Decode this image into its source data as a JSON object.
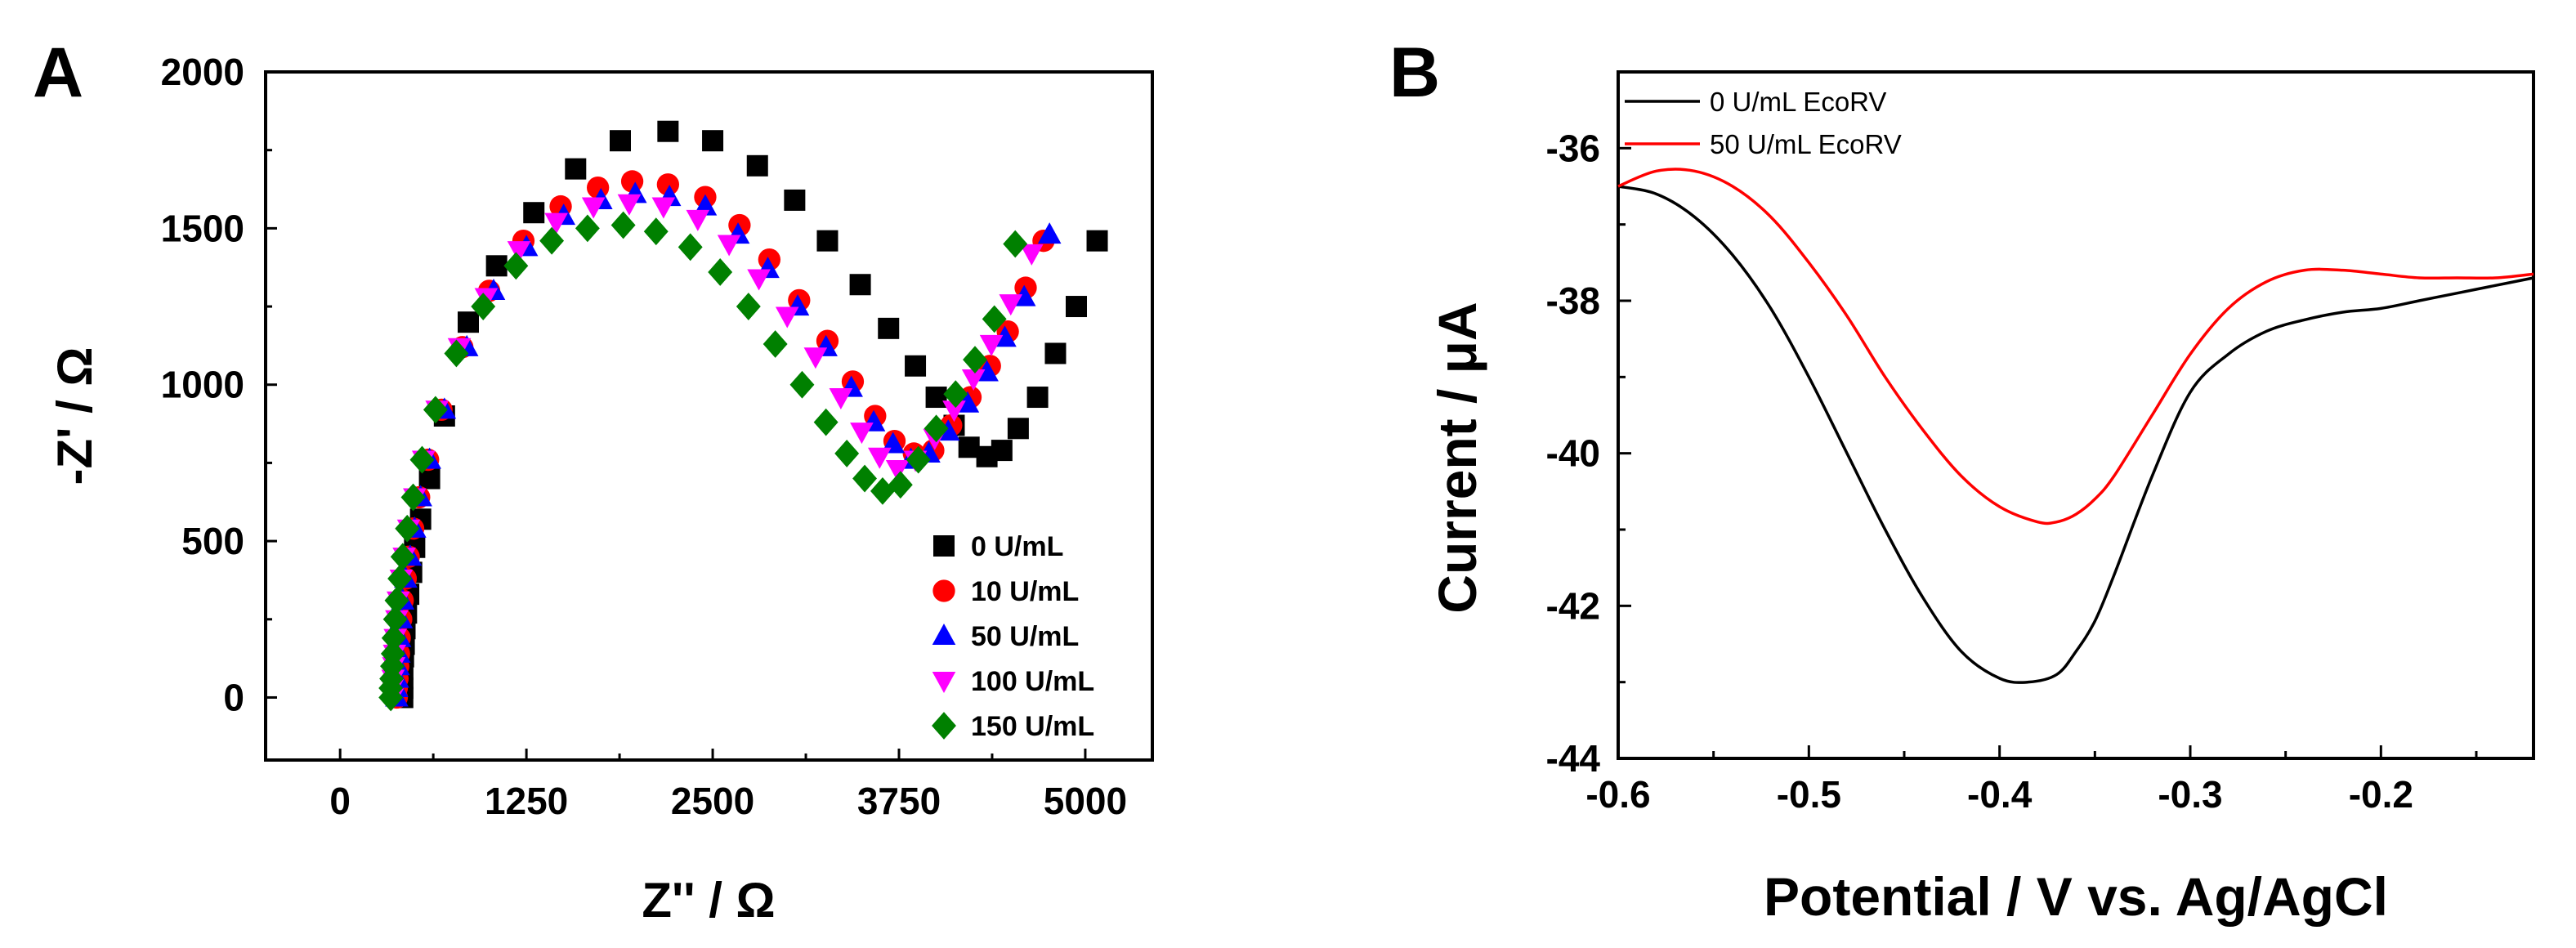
{
  "figure_labels": [
    "A",
    "B"
  ],
  "chart_data": [
    {
      "panel": "A",
      "type": "scatter",
      "title": "",
      "xlabel": "Z'' / Ω",
      "ylabel": "-Z' / Ω",
      "xlim": [
        -500,
        5450
      ],
      "ylim": [
        -200,
        2000
      ],
      "xticks": [
        0,
        1250,
        2500,
        3750,
        5000
      ],
      "xtick_labels": [
        "0",
        "1250",
        "2500",
        "3750",
        "5000"
      ],
      "yticks": [
        0,
        500,
        1000,
        1500,
        2000
      ],
      "ytick_labels": [
        "0",
        "500",
        "1000",
        "1500",
        "2000"
      ],
      "legend_position": "bottom-right",
      "series": [
        {
          "name": "0 U/mL",
          "marker": "square",
          "color": "#000000",
          "x": [
            420,
            420,
            420,
            420,
            425,
            430,
            435,
            445,
            460,
            480,
            500,
            540,
            600,
            700,
            860,
            1050,
            1300,
            1580,
            1880,
            2200,
            2500,
            2800,
            3050,
            3270,
            3490,
            3680,
            3860,
            4000,
            4120,
            4220,
            4340,
            4440,
            4550,
            4680,
            4800,
            4940,
            5080
          ],
          "y": [
            0,
            30,
            60,
            90,
            130,
            170,
            220,
            270,
            330,
            400,
            480,
            570,
            700,
            900,
            1200,
            1380,
            1550,
            1690,
            1780,
            1810,
            1780,
            1700,
            1590,
            1460,
            1320,
            1180,
            1060,
            960,
            870,
            800,
            770,
            790,
            860,
            960,
            1100,
            1250,
            1460
          ]
        },
        {
          "name": "10 U/mL",
          "marker": "circle",
          "color": "#ff0000",
          "x": [
            380,
            380,
            385,
            390,
            395,
            400,
            410,
            420,
            440,
            460,
            490,
            530,
            590,
            680,
            820,
            1000,
            1230,
            1480,
            1730,
            1960,
            2200,
            2450,
            2680,
            2880,
            3080,
            3270,
            3440,
            3590,
            3720,
            3850,
            3980,
            4100,
            4230,
            4360,
            4480,
            4600,
            4720
          ],
          "y": [
            0,
            30,
            60,
            100,
            140,
            190,
            250,
            310,
            380,
            450,
            540,
            640,
            760,
            920,
            1120,
            1300,
            1460,
            1570,
            1630,
            1650,
            1640,
            1600,
            1510,
            1400,
            1270,
            1140,
            1010,
            900,
            820,
            780,
            790,
            870,
            960,
            1060,
            1170,
            1310,
            1460
          ]
        },
        {
          "name": "50 U/mL",
          "marker": "triangle-up",
          "color": "#0000ff",
          "x": [
            380,
            380,
            385,
            390,
            395,
            400,
            410,
            420,
            440,
            470,
            500,
            540,
            600,
            700,
            850,
            1030,
            1250,
            1500,
            1750,
            1980,
            2210,
            2450,
            2670,
            2870,
            3070,
            3260,
            3430,
            3580,
            3710,
            3830,
            3950,
            4080,
            4210,
            4340,
            4460,
            4590,
            4760
          ],
          "y": [
            0,
            30,
            60,
            100,
            140,
            190,
            250,
            310,
            380,
            450,
            540,
            640,
            760,
            920,
            1120,
            1300,
            1440,
            1540,
            1590,
            1610,
            1600,
            1570,
            1480,
            1370,
            1250,
            1120,
            990,
            880,
            810,
            760,
            780,
            850,
            940,
            1040,
            1150,
            1280,
            1480
          ]
        },
        {
          "name": "100 U/mL",
          "marker": "triangle-down",
          "color": "#ff00ff",
          "x": [
            350,
            350,
            355,
            360,
            365,
            370,
            380,
            390,
            410,
            430,
            460,
            500,
            560,
            650,
            800,
            980,
            1200,
            1450,
            1700,
            1940,
            2170,
            2400,
            2610,
            2810,
            3000,
            3190,
            3360,
            3500,
            3620,
            3740,
            3860,
            3990,
            4120,
            4250,
            4370,
            4500,
            4640
          ],
          "y": [
            0,
            30,
            60,
            100,
            140,
            190,
            250,
            310,
            380,
            450,
            540,
            640,
            760,
            920,
            1120,
            1280,
            1430,
            1520,
            1570,
            1580,
            1570,
            1530,
            1450,
            1340,
            1220,
            1090,
            960,
            850,
            770,
            730,
            760,
            830,
            920,
            1020,
            1130,
            1260,
            1420
          ]
        },
        {
          "name": "150 U/mL",
          "marker": "diamond",
          "color": "#008000",
          "x": [
            340,
            340,
            345,
            350,
            355,
            360,
            370,
            380,
            400,
            420,
            450,
            490,
            550,
            640,
            780,
            960,
            1180,
            1420,
            1660,
            1900,
            2120,
            2350,
            2550,
            2740,
            2920,
            3100,
            3260,
            3400,
            3520,
            3640,
            3760,
            3880,
            4000,
            4130,
            4260,
            4390,
            4530
          ],
          "y": [
            0,
            30,
            60,
            100,
            140,
            190,
            250,
            310,
            380,
            450,
            540,
            640,
            760,
            920,
            1100,
            1250,
            1380,
            1460,
            1500,
            1510,
            1490,
            1440,
            1360,
            1250,
            1130,
            1000,
            880,
            780,
            700,
            660,
            680,
            760,
            860,
            970,
            1080,
            1210,
            1450
          ]
        }
      ]
    },
    {
      "panel": "B",
      "type": "line",
      "title": "",
      "xlabel": "Potential / V vs. Ag/AgCl",
      "ylabel": "Current / μA",
      "xlim": [
        -0.6,
        -0.12
      ],
      "ylim": [
        -44,
        -35
      ],
      "xticks": [
        -0.6,
        -0.5,
        -0.4,
        -0.3,
        -0.2
      ],
      "xtick_labels": [
        "-0.6",
        "-0.5",
        "-0.4",
        "-0.3",
        "-0.2"
      ],
      "yticks": [
        -44,
        -42,
        -40,
        -38,
        -36
      ],
      "ytick_labels": [
        "-44",
        "-42",
        "-40",
        "-38",
        "-36"
      ],
      "legend_position": "top-left",
      "series": [
        {
          "name": "0 U/mL EcoRV",
          "color": "#000000",
          "x": [
            -0.6,
            -0.58,
            -0.56,
            -0.54,
            -0.52,
            -0.5,
            -0.48,
            -0.46,
            -0.44,
            -0.42,
            -0.4,
            -0.385,
            -0.37,
            -0.36,
            -0.35,
            -0.34,
            -0.32,
            -0.3,
            -0.28,
            -0.26,
            -0.24,
            -0.22,
            -0.2,
            -0.18,
            -0.16,
            -0.14,
            -0.12
          ],
          "y": [
            -36.5,
            -36.6,
            -36.9,
            -37.4,
            -38.1,
            -39.0,
            -40.0,
            -41.0,
            -41.9,
            -42.6,
            -42.95,
            -43.0,
            -42.9,
            -42.6,
            -42.2,
            -41.6,
            -40.3,
            -39.2,
            -38.7,
            -38.4,
            -38.25,
            -38.15,
            -38.1,
            -38.0,
            -37.9,
            -37.8,
            -37.7
          ]
        },
        {
          "name": "50 U/mL EcoRV",
          "color": "#ff0000",
          "x": [
            -0.6,
            -0.58,
            -0.56,
            -0.54,
            -0.52,
            -0.5,
            -0.48,
            -0.46,
            -0.44,
            -0.42,
            -0.4,
            -0.38,
            -0.37,
            -0.36,
            -0.35,
            -0.34,
            -0.32,
            -0.3,
            -0.28,
            -0.26,
            -0.24,
            -0.22,
            -0.2,
            -0.18,
            -0.16,
            -0.14,
            -0.12
          ],
          "y": [
            -36.5,
            -36.3,
            -36.3,
            -36.5,
            -36.9,
            -37.5,
            -38.2,
            -39.0,
            -39.7,
            -40.3,
            -40.7,
            -40.9,
            -40.9,
            -40.8,
            -40.6,
            -40.3,
            -39.5,
            -38.7,
            -38.1,
            -37.75,
            -37.6,
            -37.6,
            -37.65,
            -37.7,
            -37.7,
            -37.7,
            -37.65
          ]
        }
      ]
    }
  ]
}
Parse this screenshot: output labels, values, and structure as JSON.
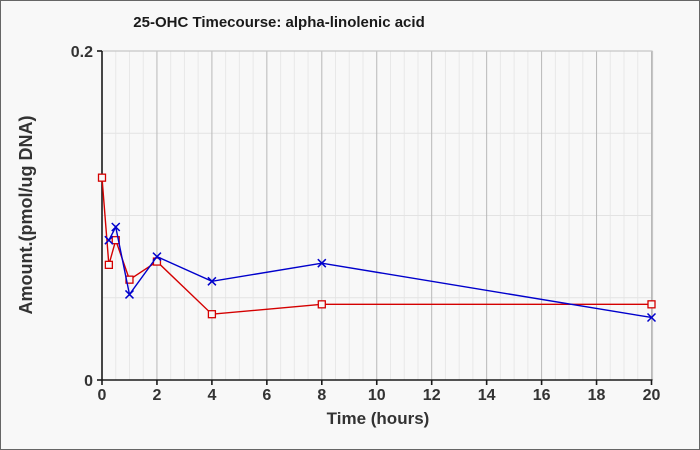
{
  "window": {
    "background": "#f8f8f8",
    "border_color": "#666666"
  },
  "chart_data": {
    "type": "line",
    "title": "25-OHC Timecourse: alpha-linolenic acid",
    "xlabel": "Time (hours)",
    "ylabel": "Amount.(pmol/ug DNA)",
    "xlim": [
      0,
      20
    ],
    "ylim": [
      0,
      0.2
    ],
    "x_major_ticks": [
      0,
      2,
      4,
      6,
      8,
      10,
      12,
      14,
      16,
      18,
      20
    ],
    "x_major_tick_labels": [
      "0",
      "2",
      "4",
      "6",
      "8",
      "10",
      "12",
      "14",
      "16",
      "18",
      "20"
    ],
    "x_minor_step": 0.5,
    "y_ticks": [
      0,
      0.2
    ],
    "y_tick_labels": [
      "0",
      "0.2"
    ],
    "y_gridlines": [
      0.05,
      0.1,
      0.15
    ],
    "grid": "on",
    "legend": "none",
    "series": [
      {
        "name": "red-squares",
        "marker": "square",
        "color": "#d40000",
        "x": [
          0,
          0.25,
          0.5,
          1,
          2,
          4,
          8,
          20
        ],
        "y": [
          0.123,
          0.07,
          0.085,
          0.061,
          0.072,
          0.04,
          0.046,
          0.046
        ]
      },
      {
        "name": "blue-x",
        "marker": "x",
        "color": "#0000cc",
        "x": [
          0.25,
          0.5,
          1,
          2,
          4,
          8,
          20
        ],
        "y": [
          0.085,
          0.093,
          0.052,
          0.075,
          0.06,
          0.071,
          0.038
        ]
      }
    ],
    "colors": {
      "axis": "#1a1a1a",
      "tick_text": "#333333",
      "grid_major": "#b8b8b8",
      "grid_minor": "#e8e8e8",
      "grid_horizontal": "#e3e3e3",
      "frame": "#c6c6c6",
      "marker_fill": "#f8f8f8"
    }
  }
}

--- TASK DESCRIPTION ---
Gather up the lines containing the word "JSON" from these records and copy them.

--- SOLVED PROBLEM ---
Decode this image into its source data as a JSON object.
Parse this screenshot: output labels, values, and structure as JSON.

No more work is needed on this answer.